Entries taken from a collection

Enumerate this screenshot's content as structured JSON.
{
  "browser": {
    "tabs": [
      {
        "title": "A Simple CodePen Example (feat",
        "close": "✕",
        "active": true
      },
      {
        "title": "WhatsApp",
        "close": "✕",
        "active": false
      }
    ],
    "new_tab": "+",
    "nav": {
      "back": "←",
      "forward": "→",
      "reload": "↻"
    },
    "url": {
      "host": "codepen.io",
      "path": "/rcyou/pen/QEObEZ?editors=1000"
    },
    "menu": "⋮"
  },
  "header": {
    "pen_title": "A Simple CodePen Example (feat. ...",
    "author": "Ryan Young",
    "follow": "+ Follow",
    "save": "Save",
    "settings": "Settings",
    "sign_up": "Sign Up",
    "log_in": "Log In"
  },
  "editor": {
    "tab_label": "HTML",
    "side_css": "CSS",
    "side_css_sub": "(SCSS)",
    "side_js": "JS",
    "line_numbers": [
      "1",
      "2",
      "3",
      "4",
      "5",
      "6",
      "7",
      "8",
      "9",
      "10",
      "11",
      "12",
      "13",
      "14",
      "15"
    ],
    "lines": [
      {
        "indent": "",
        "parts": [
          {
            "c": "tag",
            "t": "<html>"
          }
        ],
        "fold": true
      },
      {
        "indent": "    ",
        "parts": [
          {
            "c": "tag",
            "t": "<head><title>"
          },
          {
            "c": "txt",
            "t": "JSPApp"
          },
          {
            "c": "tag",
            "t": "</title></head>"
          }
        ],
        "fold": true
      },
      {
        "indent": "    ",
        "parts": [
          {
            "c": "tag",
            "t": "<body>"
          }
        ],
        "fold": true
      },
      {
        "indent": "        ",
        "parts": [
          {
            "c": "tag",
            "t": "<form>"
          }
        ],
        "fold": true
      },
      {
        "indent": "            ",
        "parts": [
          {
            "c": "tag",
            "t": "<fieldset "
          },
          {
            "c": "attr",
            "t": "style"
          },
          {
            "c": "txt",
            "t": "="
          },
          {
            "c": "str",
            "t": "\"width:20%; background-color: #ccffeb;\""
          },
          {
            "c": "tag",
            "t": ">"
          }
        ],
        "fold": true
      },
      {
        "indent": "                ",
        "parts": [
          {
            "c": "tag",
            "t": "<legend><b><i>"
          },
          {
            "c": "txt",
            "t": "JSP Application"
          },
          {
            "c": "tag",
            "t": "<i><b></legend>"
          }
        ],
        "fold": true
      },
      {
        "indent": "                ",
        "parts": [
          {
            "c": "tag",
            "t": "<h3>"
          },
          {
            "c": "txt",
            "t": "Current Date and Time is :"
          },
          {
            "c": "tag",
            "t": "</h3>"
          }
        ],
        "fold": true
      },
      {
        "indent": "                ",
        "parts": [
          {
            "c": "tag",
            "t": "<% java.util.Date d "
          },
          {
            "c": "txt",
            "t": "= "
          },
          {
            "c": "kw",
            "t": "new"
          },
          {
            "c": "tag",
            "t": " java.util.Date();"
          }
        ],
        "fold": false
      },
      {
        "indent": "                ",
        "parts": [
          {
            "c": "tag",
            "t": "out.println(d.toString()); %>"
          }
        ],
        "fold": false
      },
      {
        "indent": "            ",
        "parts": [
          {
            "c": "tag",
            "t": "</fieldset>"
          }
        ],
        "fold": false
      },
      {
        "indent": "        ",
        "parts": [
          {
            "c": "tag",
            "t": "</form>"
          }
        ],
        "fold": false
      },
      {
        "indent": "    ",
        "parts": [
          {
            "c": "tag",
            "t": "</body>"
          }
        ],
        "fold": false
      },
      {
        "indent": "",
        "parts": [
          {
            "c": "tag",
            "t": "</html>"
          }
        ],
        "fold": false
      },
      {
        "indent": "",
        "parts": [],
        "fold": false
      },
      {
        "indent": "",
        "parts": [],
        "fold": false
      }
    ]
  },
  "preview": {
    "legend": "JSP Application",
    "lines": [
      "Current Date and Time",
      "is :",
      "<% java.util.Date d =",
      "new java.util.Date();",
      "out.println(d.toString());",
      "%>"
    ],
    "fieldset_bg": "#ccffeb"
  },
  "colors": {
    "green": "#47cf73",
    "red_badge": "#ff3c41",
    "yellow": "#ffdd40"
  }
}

» **Directive**
Copy out each record from above, exactly.

» **Full answer**
Enumerate this screenshot's content as structured JSON.
{
  "browser": {
    "tabs": [
      {
        "title": "A Simple CodePen Example (feat",
        "close": "✕",
        "active": true
      },
      {
        "title": "WhatsApp",
        "close": "✕",
        "active": false
      }
    ],
    "new_tab": "+",
    "nav": {
      "back": "←",
      "forward": "→",
      "reload": "↻"
    },
    "url": {
      "host": "codepen.io",
      "path": "/rcyou/pen/QEObEZ?editors=1000"
    },
    "menu": "⋮"
  },
  "header": {
    "pen_title": "A Simple CodePen Example (feat. ...",
    "author": "Ryan Young",
    "follow": "+ Follow",
    "save": "Save",
    "settings": "Settings",
    "sign_up": "Sign Up",
    "log_in": "Log In"
  },
  "editor": {
    "tab_label": "HTML",
    "side_css": "CSS",
    "side_css_sub": "(SCSS)",
    "side_js": "JS",
    "line_numbers": [
      "1",
      "2",
      "3",
      "4",
      "5",
      "6",
      "7",
      "8",
      "9",
      "10",
      "11",
      "12",
      "13",
      "14",
      "15"
    ],
    "lines": [
      {
        "indent": "",
        "parts": [
          {
            "c": "tag",
            "t": "<html>"
          }
        ],
        "fold": true
      },
      {
        "indent": "    ",
        "parts": [
          {
            "c": "tag",
            "t": "<head><title>"
          },
          {
            "c": "txt",
            "t": "JSPApp"
          },
          {
            "c": "tag",
            "t": "</title></head>"
          }
        ],
        "fold": true
      },
      {
        "indent": "    ",
        "parts": [
          {
            "c": "tag",
            "t": "<body>"
          }
        ],
        "fold": true
      },
      {
        "indent": "        ",
        "parts": [
          {
            "c": "tag",
            "t": "<form>"
          }
        ],
        "fold": true
      },
      {
        "indent": "            ",
        "parts": [
          {
            "c": "tag",
            "t": "<fieldset "
          },
          {
            "c": "attr",
            "t": "style"
          },
          {
            "c": "txt",
            "t": "="
          },
          {
            "c": "str",
            "t": "\"width:20%; background-color: #ccffeb;\""
          },
          {
            "c": "tag",
            "t": ">"
          }
        ],
        "fold": true
      },
      {
        "indent": "                ",
        "parts": [
          {
            "c": "tag",
            "t": "<legend><b><i>"
          },
          {
            "c": "txt",
            "t": "JSP Application"
          },
          {
            "c": "tag",
            "t": "<i><b></legend>"
          }
        ],
        "fold": true
      },
      {
        "indent": "                ",
        "parts": [
          {
            "c": "tag",
            "t": "<h3>"
          },
          {
            "c": "txt",
            "t": "Current Date and Time is :"
          },
          {
            "c": "tag",
            "t": "</h3>"
          }
        ],
        "fold": true
      },
      {
        "indent": "                ",
        "parts": [
          {
            "c": "tag",
            "t": "<% java.util.Date d "
          },
          {
            "c": "txt",
            "t": "= "
          },
          {
            "c": "kw",
            "t": "new"
          },
          {
            "c": "tag",
            "t": " java.util.Date();"
          }
        ],
        "fold": false
      },
      {
        "indent": "                ",
        "parts": [
          {
            "c": "tag",
            "t": "out.println(d.toString()); %>"
          }
        ],
        "fold": false
      },
      {
        "indent": "            ",
        "parts": [
          {
            "c": "tag",
            "t": "</fieldset>"
          }
        ],
        "fold": false
      },
      {
        "indent": "        ",
        "parts": [
          {
            "c": "tag",
            "t": "</form>"
          }
        ],
        "fold": false
      },
      {
        "indent": "    ",
        "parts": [
          {
            "c": "tag",
            "t": "</body>"
          }
        ],
        "fold": false
      },
      {
        "indent": "",
        "parts": [
          {
            "c": "tag",
            "t": "</html>"
          }
        ],
        "fold": false
      },
      {
        "indent": "",
        "parts": [],
        "fold": false
      },
      {
        "indent": "",
        "parts": [],
        "fold": false
      }
    ]
  },
  "preview": {
    "legend": "JSP Application",
    "lines": [
      "Current Date and Time",
      "is :",
      "<% java.util.Date d =",
      "new java.util.Date();",
      "out.println(d.toString());",
      "%>"
    ],
    "fieldset_bg": "#ccffeb"
  },
  "colors": {
    "green": "#47cf73",
    "red_badge": "#ff3c41",
    "yellow": "#ffdd40"
  }
}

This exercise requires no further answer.